What you are asked to do
Can you print the data exactly and leave out each image?

Dataset items:
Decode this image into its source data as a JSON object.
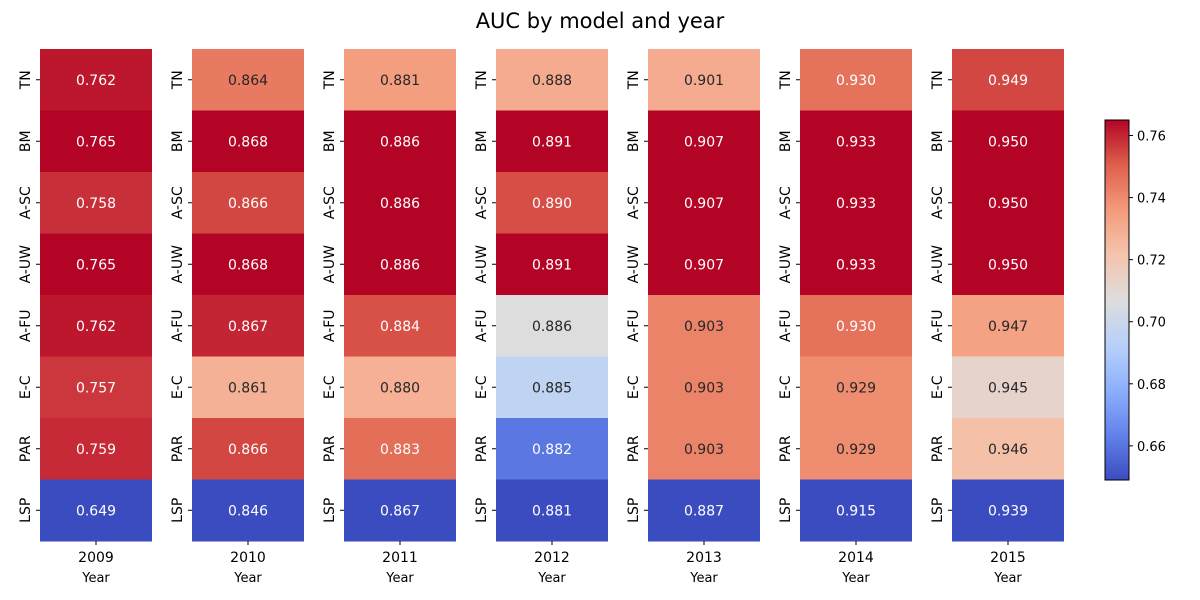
{
  "chart_data": {
    "type": "heatmap",
    "title": "AUC by model and year",
    "rows": [
      "TN",
      "BM",
      "A-SC",
      "A-UW",
      "A-FU",
      "E-C",
      "PAR",
      "LSP"
    ],
    "panels": [
      {
        "year": "2009",
        "xlabel": "Year",
        "values": [
          0.762,
          0.765,
          0.758,
          0.765,
          0.762,
          0.757,
          0.759,
          0.649
        ]
      },
      {
        "year": "2010",
        "xlabel": "Year",
        "values": [
          0.864,
          0.868,
          0.866,
          0.868,
          0.867,
          0.861,
          0.866,
          0.846
        ]
      },
      {
        "year": "2011",
        "xlabel": "Year",
        "values": [
          0.881,
          0.886,
          0.886,
          0.886,
          0.884,
          0.88,
          0.883,
          0.867
        ]
      },
      {
        "year": "2012",
        "xlabel": "Year",
        "values": [
          0.888,
          0.891,
          0.89,
          0.891,
          0.886,
          0.885,
          0.882,
          0.881
        ]
      },
      {
        "year": "2013",
        "xlabel": "Year",
        "values": [
          0.901,
          0.907,
          0.907,
          0.907,
          0.903,
          0.903,
          0.903,
          0.887
        ]
      },
      {
        "year": "2014",
        "xlabel": "Year",
        "values": [
          0.93,
          0.933,
          0.933,
          0.933,
          0.93,
          0.929,
          0.929,
          0.915
        ]
      },
      {
        "year": "2015",
        "xlabel": "Year",
        "values": [
          0.949,
          0.95,
          0.95,
          0.95,
          0.947,
          0.945,
          0.946,
          0.939
        ]
      }
    ],
    "colormap": "coolwarm",
    "colorbar": {
      "range": [
        0.649,
        0.765
      ],
      "ticks": [
        "0.66",
        "0.68",
        "0.70",
        "0.72",
        "0.74",
        "0.76"
      ],
      "tick_values": [
        0.66,
        0.68,
        0.7,
        0.72,
        0.74,
        0.76
      ],
      "placement": "right"
    },
    "colors": {
      "low": "#3b4cc0",
      "mid": "#dddddd",
      "high": "#b40426"
    }
  }
}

Completed task
Decode this image into its source data as a JSON object.
{
  "chart_data": {
    "type": "heatmap",
    "title": "AUC by model and year",
    "rows": [
      "TN",
      "BM",
      "A-SC",
      "A-UW",
      "A-FU",
      "E-C",
      "PAR",
      "LSP"
    ],
    "panels": [
      {
        "year": "2009",
        "xlabel": "Year",
        "values": [
          0.762,
          0.765,
          0.758,
          0.765,
          0.762,
          0.757,
          0.759,
          0.649
        ]
      },
      {
        "year": "2010",
        "xlabel": "Year",
        "values": [
          0.864,
          0.868,
          0.866,
          0.868,
          0.867,
          0.861,
          0.866,
          0.846
        ]
      },
      {
        "year": "2011",
        "xlabel": "Year",
        "values": [
          0.881,
          0.886,
          0.886,
          0.886,
          0.884,
          0.88,
          0.883,
          0.867
        ]
      },
      {
        "year": "2012",
        "xlabel": "Year",
        "values": [
          0.888,
          0.891,
          0.89,
          0.891,
          0.886,
          0.885,
          0.882,
          0.881
        ]
      },
      {
        "year": "2013",
        "xlabel": "Year",
        "values": [
          0.901,
          0.907,
          0.907,
          0.907,
          0.903,
          0.903,
          0.903,
          0.887
        ]
      },
      {
        "year": "2014",
        "xlabel": "Year",
        "values": [
          0.93,
          0.933,
          0.933,
          0.933,
          0.93,
          0.929,
          0.929,
          0.915
        ]
      },
      {
        "year": "2015",
        "xlabel": "Year",
        "values": [
          0.949,
          0.95,
          0.95,
          0.95,
          0.947,
          0.945,
          0.946,
          0.939
        ]
      }
    ],
    "colormap": "coolwarm",
    "colorbar": {
      "range": [
        0.649,
        0.765
      ],
      "ticks": [
        "0.66",
        "0.68",
        "0.70",
        "0.72",
        "0.74",
        "0.76"
      ],
      "tick_values": [
        0.66,
        0.68,
        0.7,
        0.72,
        0.74,
        0.76
      ],
      "placement": "right"
    },
    "colors": {
      "low": "#3b4cc0",
      "mid": "#dddddd",
      "high": "#b40426"
    }
  }
}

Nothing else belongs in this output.